## [Problem description]
Return the listing lines unchanged, beginning at the line that has "Enumerate the UI" and stopping after the line that has "watermark-cpp: C++ (520, 505, 570, 535)".

## [Dataset excerpts]
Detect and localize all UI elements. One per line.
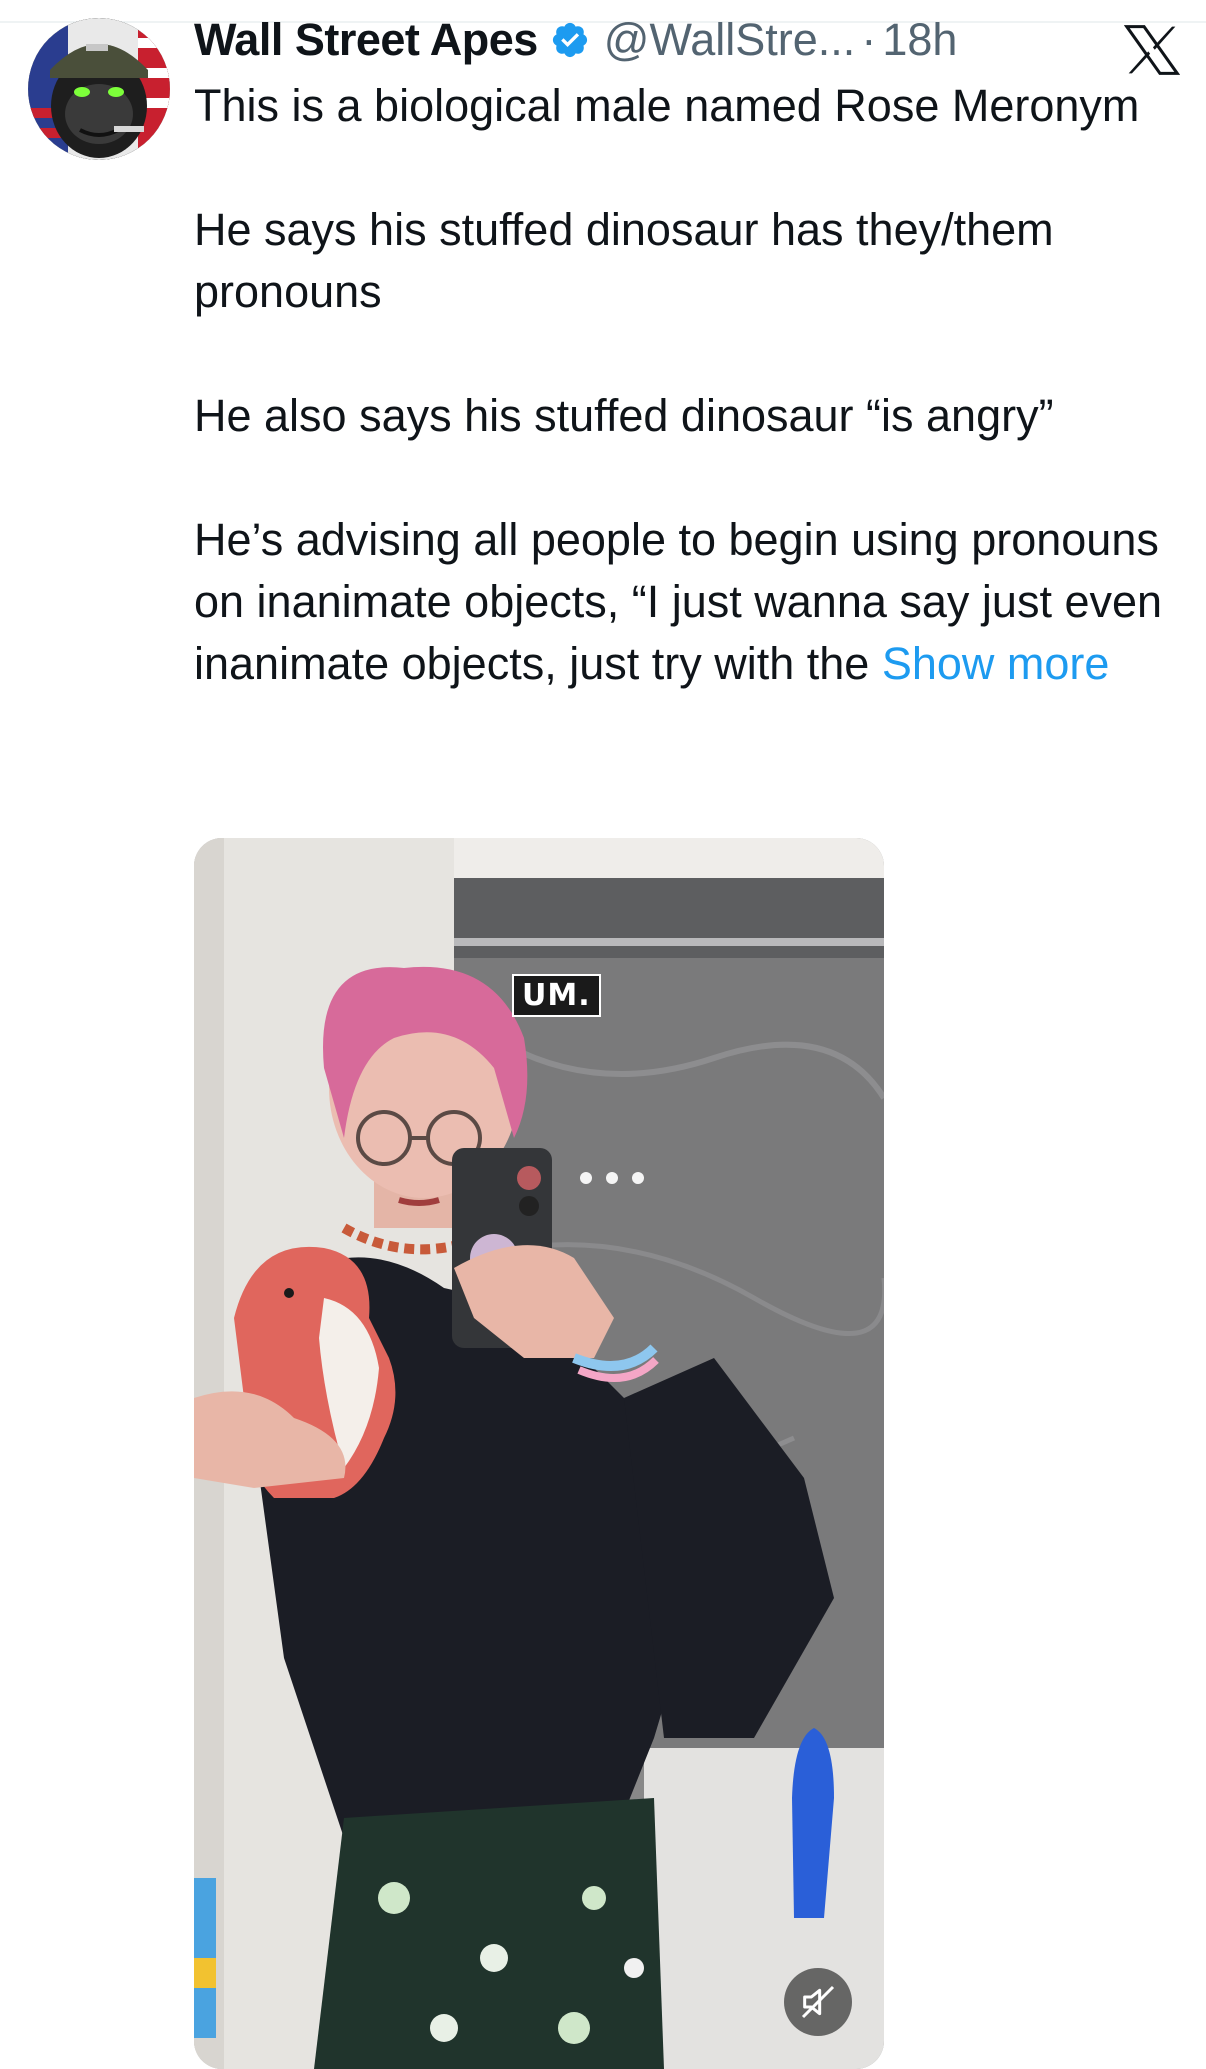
--
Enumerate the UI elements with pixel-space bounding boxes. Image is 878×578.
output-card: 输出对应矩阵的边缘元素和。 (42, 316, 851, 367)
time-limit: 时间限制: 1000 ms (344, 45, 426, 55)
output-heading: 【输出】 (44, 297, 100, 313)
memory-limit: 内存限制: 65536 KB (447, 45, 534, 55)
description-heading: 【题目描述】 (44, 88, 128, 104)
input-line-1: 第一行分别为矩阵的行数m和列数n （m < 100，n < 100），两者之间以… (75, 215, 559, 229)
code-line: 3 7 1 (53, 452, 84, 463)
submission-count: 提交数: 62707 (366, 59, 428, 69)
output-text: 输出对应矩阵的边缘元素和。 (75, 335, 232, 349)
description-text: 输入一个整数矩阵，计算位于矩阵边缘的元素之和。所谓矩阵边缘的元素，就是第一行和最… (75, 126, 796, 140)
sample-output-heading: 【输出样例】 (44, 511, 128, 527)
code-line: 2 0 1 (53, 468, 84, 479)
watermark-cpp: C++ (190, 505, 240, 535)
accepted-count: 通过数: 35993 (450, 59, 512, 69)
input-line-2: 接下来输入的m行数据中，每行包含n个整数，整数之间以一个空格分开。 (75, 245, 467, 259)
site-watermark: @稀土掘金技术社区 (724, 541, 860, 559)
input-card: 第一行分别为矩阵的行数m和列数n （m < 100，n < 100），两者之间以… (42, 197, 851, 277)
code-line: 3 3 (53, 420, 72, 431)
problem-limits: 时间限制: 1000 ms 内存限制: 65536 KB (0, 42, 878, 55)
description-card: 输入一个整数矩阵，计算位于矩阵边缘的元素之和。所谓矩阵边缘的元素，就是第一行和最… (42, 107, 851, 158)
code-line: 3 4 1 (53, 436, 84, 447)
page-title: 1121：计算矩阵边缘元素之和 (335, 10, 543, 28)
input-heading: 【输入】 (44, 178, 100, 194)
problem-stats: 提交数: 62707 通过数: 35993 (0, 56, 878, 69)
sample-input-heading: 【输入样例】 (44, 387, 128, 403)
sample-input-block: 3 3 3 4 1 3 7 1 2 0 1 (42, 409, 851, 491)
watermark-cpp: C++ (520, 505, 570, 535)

## [Exercise solution]
Enumerate the UI elements with pixel-space bounding boxes. Image is 878×578.
output-card: 输出对应矩阵的边缘元素和。 (42, 316, 851, 367)
time-limit: 时间限制: 1000 ms (344, 45, 426, 55)
output-heading: 【输出】 (44, 297, 100, 313)
memory-limit: 内存限制: 65536 KB (447, 45, 534, 55)
description-heading: 【题目描述】 (44, 88, 128, 104)
input-line-1: 第一行分别为矩阵的行数m和列数n （m < 100，n < 100），两者之间以… (75, 215, 559, 229)
code-line: 3 7 1 (53, 452, 84, 463)
submission-count: 提交数: 62707 (366, 59, 428, 69)
output-text: 输出对应矩阵的边缘元素和。 (75, 335, 232, 349)
description-text: 输入一个整数矩阵，计算位于矩阵边缘的元素之和。所谓矩阵边缘的元素，就是第一行和最… (75, 126, 796, 140)
sample-output-heading: 【输出样例】 (44, 511, 128, 527)
code-line: 2 0 1 (53, 468, 84, 479)
watermark-cpp: C++ (190, 505, 240, 535)
accepted-count: 通过数: 35993 (450, 59, 512, 69)
input-line-2: 接下来输入的m行数据中，每行包含n个整数，整数之间以一个空格分开。 (75, 245, 467, 259)
site-watermark: @稀土掘金技术社区 (724, 541, 860, 559)
input-card: 第一行分别为矩阵的行数m和列数n （m < 100，n < 100），两者之间以… (42, 197, 851, 277)
code-line: 3 3 (53, 420, 72, 431)
problem-limits: 时间限制: 1000 ms 内存限制: 65536 KB (0, 42, 878, 55)
description-card: 输入一个整数矩阵，计算位于矩阵边缘的元素之和。所谓矩阵边缘的元素，就是第一行和最… (42, 107, 851, 158)
code-line: 3 4 1 (53, 436, 84, 447)
page-title: 1121：计算矩阵边缘元素之和 (335, 10, 543, 28)
input-heading: 【输入】 (44, 178, 100, 194)
problem-stats: 提交数: 62707 通过数: 35993 (0, 56, 878, 69)
sample-input-heading: 【输入样例】 (44, 387, 128, 403)
sample-input-block: 3 3 3 4 1 3 7 1 2 0 1 (42, 409, 851, 491)
watermark-cpp: C++ (520, 505, 570, 535)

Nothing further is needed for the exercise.